##### Material provided

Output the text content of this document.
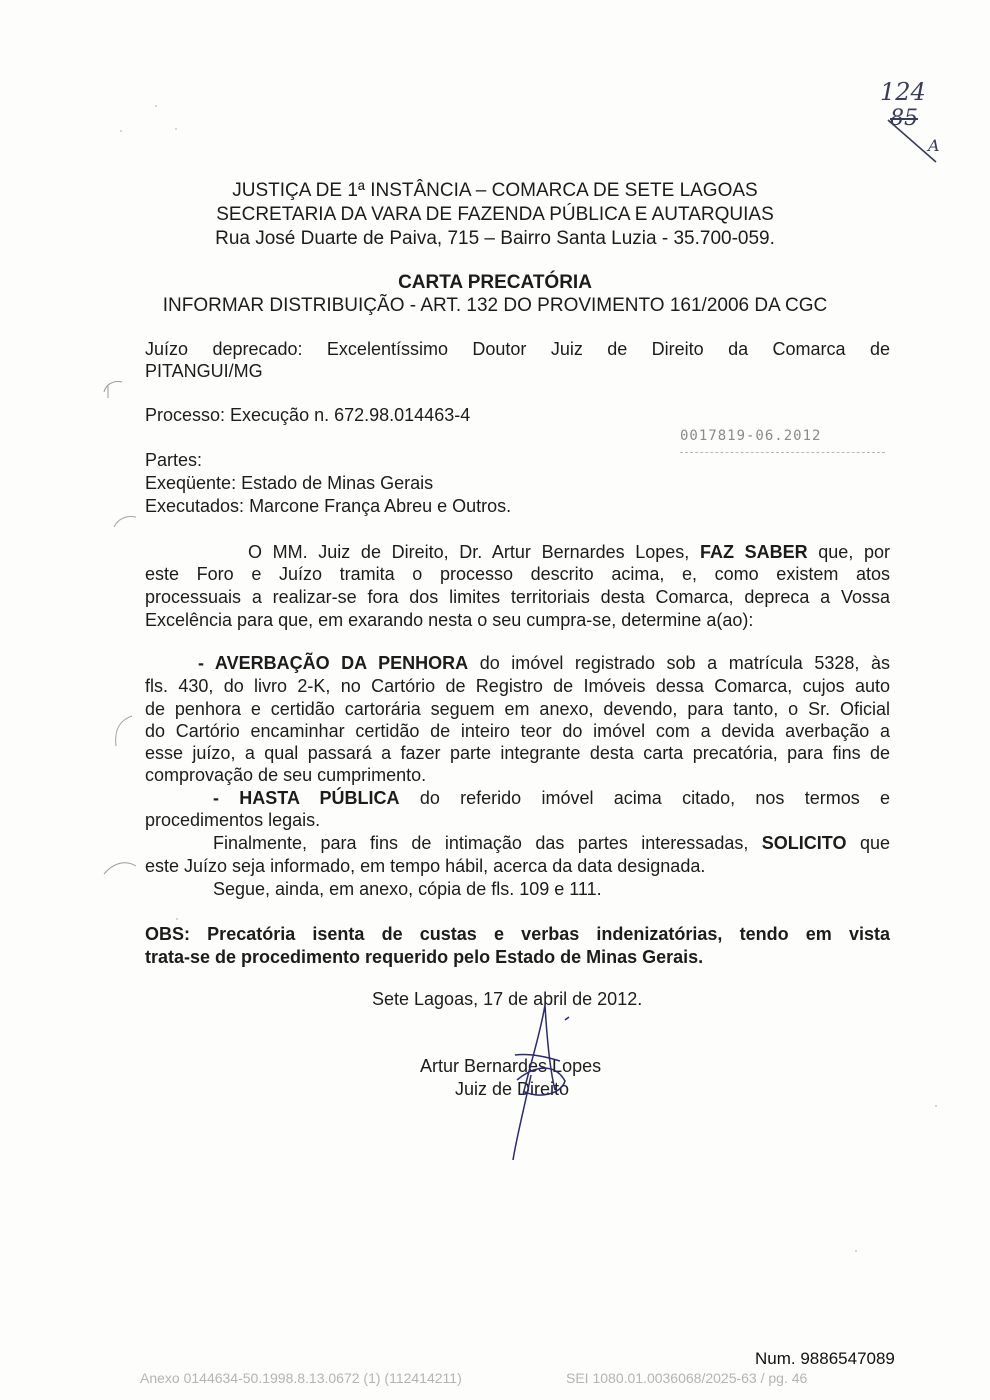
124
85
A
JUSTIÇA DE 1ª INSTÂNCIA – COMARCA DE SETE LAGOAS
SECRETARIA DA VARA DE FAZENDA PÚBLICA E AUTARQUIAS
Rua José Duarte de Paiva, 715 – Bairro Santa Luzia - 35.700-059.
CARTA PRECATÓRIA
INFORMAR DISTRIBUIÇÃO - ART. 132 DO PROVIMENTO 161/2006 DA CGC
Juízo deprecado: Excelentíssimo Doutor Juiz de Direito da Comarca de
PITANGUI/MG
Processo: Execução n. 672.98.014463-4
0017819-06.2012
Partes:
Exeqüente: Estado de Minas Gerais
Executados: Marcone França Abreu e Outros.
O MM. Juiz de Direito, Dr. Artur Bernardes Lopes, FAZ SABER que, por
este Foro e Juízo tramita o processo descrito acima, e, como existem atos
processuais a realizar-se fora dos limites territoriais desta Comarca, depreca a Vossa
Excelência para que, em exarando nesta o seu cumpra-se, determine a(ao):
- AVERBAÇÃO DA PENHORA do imóvel registrado sob a matrícula 5328, às
fls. 430, do livro 2-K, no Cartório de Registro de Imóveis dessa Comarca, cujos auto
de penhora e certidão cartorária seguem em anexo, devendo, para tanto, o Sr. Oficial
do Cartório encaminhar certidão de inteiro teor do imóvel com a devida averbação a
esse juízo, a qual passará a fazer parte integrante desta carta precatória, para fins de
comprovação de seu cumprimento.
- HASTA PÚBLICA do referido imóvel acima citado, nos termos e
procedimentos legais.
Finalmente, para fins de intimação das partes interessadas, SOLICITO que
este Juízo seja informado, em tempo hábil, acerca da data designada.
Segue, ainda, em anexo, cópia de fls. 109 e 111.
OBS: Precatória isenta de custas e verbas indenizatórias, tendo em vista
trata-se de procedimento requerido pelo Estado de Minas Gerais.
Sete Lagoas, 17 de abril de 2012.
Artur Bernardes Lopes
Juiz de Direito
Num. 9886547089
Anexo 0144634-50.1998.8.13.0672 (1) (112414211)	SEI 1080.01.0036068/2025-63 / pg. 46
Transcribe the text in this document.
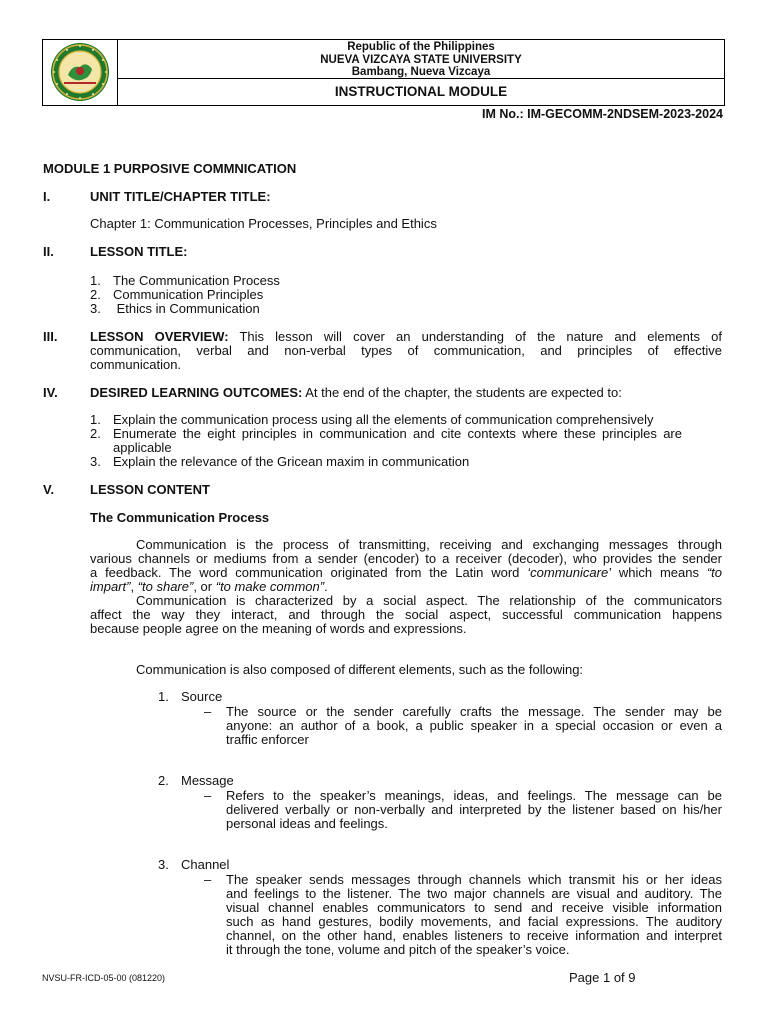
Republic of the Philippines
NUEVA VIZCAYA STATE UNIVERSITY
Bambang, Nueva Vizcaya
INSTRUCTIONAL MODULE
IM No.: IM-GECOMM-2NDSEM-2023-2024
MODULE 1 PURPOSIVE COMMNICATION
I.	UNIT TITLE/CHAPTER TITLE:
Chapter 1: Communication Processes, Principles and Ethics
II.	LESSON TITLE:
1. The Communication Process
2. Communication Principles
3. Ethics in Communication
III.	LESSON OVERVIEW: This lesson will cover an understanding of the nature and elements of
communication, verbal and non-verbal types of communication, and principles of effective
communication.
IV. DESIRED LEARNING OUTCOMES: At the end of the chapter, the students are expected to:
1. Explain the communication process using all the elements of communication comprehensively
2. Enumerate the eight principles in communication and cite contexts where these principles are
applicable
3. Explain the relevance of the Gricean maxim in communication
V.	LESSON CONTENT
The Communication Process
Communication is the process of transmitting, receiving and exchanging messages through
various channels or mediums from a sender (encoder) to a receiver (decoder), who provides the sender
a feedback. The word communication originated from the Latin word ‘communicare’ which means “to
impart”, “to share”, or “to make common”.
Communication is characterized by a social aspect. The relationship of the communicators
affect the way they interact, and through the social aspect, successful communication happens
because people agree on the meaning of words and expressions.
Communication is also composed of different elements, such as the following:
1. Source
– The source or the sender carefully crafts the message. The sender may be
anyone: an author of a book, a public speaker in a special occasion or even a
traffic enforcer
2. Message
– Refers to the speaker’s meanings, ideas, and feelings. The message can be
delivered verbally or non-verbally and interpreted by the listener based on his/her
personal ideas and feelings.
3. Channel
– The speaker sends messages through channels which transmit his or her ideas
and feelings to the listener. The two major channels are visual and auditory. The
visual channel enables communicators to send and receive visible information
such as hand gestures, bodily movements, and facial expressions. The auditory
channel, on the other hand, enables listeners to receive information and interpret
it through the tone, volume and pitch of the speaker’s voice.
NVSU-FR-ICD-05-00 (081220)	Page 1 of 9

##########

**What you need to do**. Indicate how many lines of the material include the word "which"; the number alone is required.

**Result of the task**. 2